**Assigned task:** Retype the records below exactly as they stand, but with no images.

(Extracts from a graphics dataset)
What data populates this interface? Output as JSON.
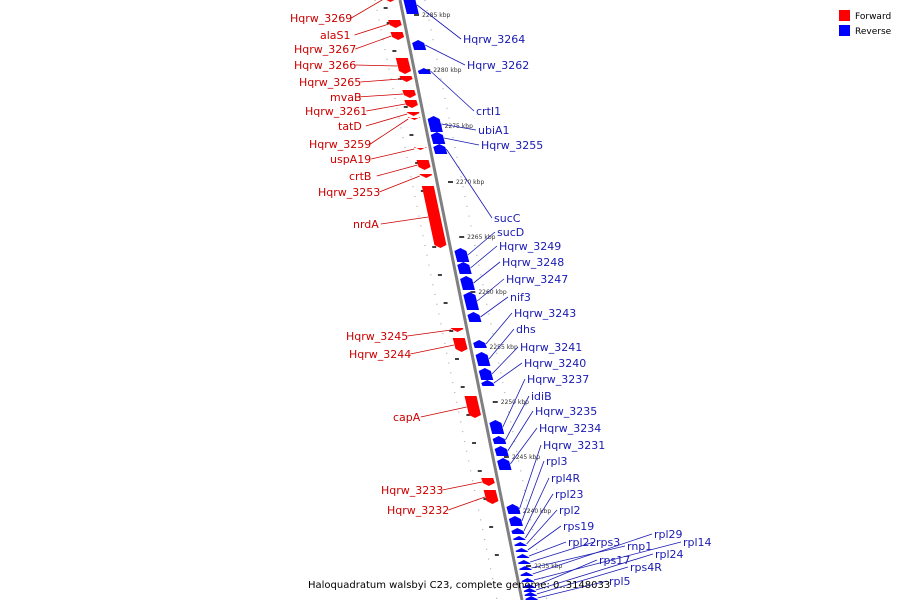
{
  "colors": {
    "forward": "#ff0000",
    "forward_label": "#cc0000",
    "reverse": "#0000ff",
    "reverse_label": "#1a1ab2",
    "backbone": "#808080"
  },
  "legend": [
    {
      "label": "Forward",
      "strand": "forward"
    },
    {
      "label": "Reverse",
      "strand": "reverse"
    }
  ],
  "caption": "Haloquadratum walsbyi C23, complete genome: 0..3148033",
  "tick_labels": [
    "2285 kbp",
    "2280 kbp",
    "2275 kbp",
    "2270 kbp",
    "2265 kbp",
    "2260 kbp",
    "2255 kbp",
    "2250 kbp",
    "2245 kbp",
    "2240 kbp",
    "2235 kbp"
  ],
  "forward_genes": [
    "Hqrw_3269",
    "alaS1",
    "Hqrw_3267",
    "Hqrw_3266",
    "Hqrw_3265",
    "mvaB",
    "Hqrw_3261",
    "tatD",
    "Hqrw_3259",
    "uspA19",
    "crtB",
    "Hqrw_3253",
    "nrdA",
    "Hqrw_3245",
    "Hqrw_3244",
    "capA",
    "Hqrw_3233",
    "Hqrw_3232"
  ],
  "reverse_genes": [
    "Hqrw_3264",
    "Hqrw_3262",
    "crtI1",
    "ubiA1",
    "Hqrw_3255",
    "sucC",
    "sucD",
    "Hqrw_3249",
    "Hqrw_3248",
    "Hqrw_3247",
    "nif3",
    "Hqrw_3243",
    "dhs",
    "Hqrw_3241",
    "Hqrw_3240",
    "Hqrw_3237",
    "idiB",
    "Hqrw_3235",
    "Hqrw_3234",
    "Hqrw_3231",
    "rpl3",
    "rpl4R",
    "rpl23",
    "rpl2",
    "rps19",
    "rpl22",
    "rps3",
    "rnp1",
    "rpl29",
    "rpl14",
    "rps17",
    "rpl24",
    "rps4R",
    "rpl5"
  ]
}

**Result of this exercise:**
What data populates this interface? Output as JSON.
{
  "colors": {
    "forward": "#ff0000",
    "forward_label": "#cc0000",
    "reverse": "#0000ff",
    "reverse_label": "#1a1ab2",
    "backbone": "#808080"
  },
  "legend": [
    {
      "label": "Forward",
      "strand": "forward"
    },
    {
      "label": "Reverse",
      "strand": "reverse"
    }
  ],
  "caption": "Haloquadratum walsbyi C23, complete genome: 0..3148033",
  "tick_labels": [
    "2285 kbp",
    "2280 kbp",
    "2275 kbp",
    "2270 kbp",
    "2265 kbp",
    "2260 kbp",
    "2255 kbp",
    "2250 kbp",
    "2245 kbp",
    "2240 kbp",
    "2235 kbp"
  ],
  "forward_genes": [
    "Hqrw_3269",
    "alaS1",
    "Hqrw_3267",
    "Hqrw_3266",
    "Hqrw_3265",
    "mvaB",
    "Hqrw_3261",
    "tatD",
    "Hqrw_3259",
    "uspA19",
    "crtB",
    "Hqrw_3253",
    "nrdA",
    "Hqrw_3245",
    "Hqrw_3244",
    "capA",
    "Hqrw_3233",
    "Hqrw_3232"
  ],
  "reverse_genes": [
    "Hqrw_3264",
    "Hqrw_3262",
    "crtI1",
    "ubiA1",
    "Hqrw_3255",
    "sucC",
    "sucD",
    "Hqrw_3249",
    "Hqrw_3248",
    "Hqrw_3247",
    "nif3",
    "Hqrw_3243",
    "dhs",
    "Hqrw_3241",
    "Hqrw_3240",
    "Hqrw_3237",
    "idiB",
    "Hqrw_3235",
    "Hqrw_3234",
    "Hqrw_3231",
    "rpl3",
    "rpl4R",
    "rpl23",
    "rpl2",
    "rps19",
    "rpl22",
    "rps3",
    "rnp1",
    "rpl29",
    "rpl14",
    "rps17",
    "rpl24",
    "rps4R",
    "rpl5"
  ]
}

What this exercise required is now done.